[Begin Dataset extract]

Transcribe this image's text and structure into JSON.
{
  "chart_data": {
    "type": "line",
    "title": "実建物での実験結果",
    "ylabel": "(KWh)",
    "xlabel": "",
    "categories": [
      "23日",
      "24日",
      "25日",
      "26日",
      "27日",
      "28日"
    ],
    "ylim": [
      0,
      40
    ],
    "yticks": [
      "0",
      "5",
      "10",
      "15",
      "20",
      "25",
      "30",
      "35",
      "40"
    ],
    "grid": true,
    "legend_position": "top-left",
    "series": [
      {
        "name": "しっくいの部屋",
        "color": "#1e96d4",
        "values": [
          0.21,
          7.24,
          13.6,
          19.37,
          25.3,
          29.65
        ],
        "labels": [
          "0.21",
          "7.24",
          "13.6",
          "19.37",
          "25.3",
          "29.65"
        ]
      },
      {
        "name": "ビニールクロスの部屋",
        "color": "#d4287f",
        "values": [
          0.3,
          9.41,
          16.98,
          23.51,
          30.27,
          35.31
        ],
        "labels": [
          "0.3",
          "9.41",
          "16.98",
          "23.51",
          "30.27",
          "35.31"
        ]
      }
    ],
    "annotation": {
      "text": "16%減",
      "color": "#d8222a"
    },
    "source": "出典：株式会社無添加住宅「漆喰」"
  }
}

[End Dataset extract]

= Set problem =
Look through the lines above and collect those with the word "color".

= Result of the exercise =
        "color": "#1e96d4",
        "color": "#d4287f",
      "color": "#d8222a"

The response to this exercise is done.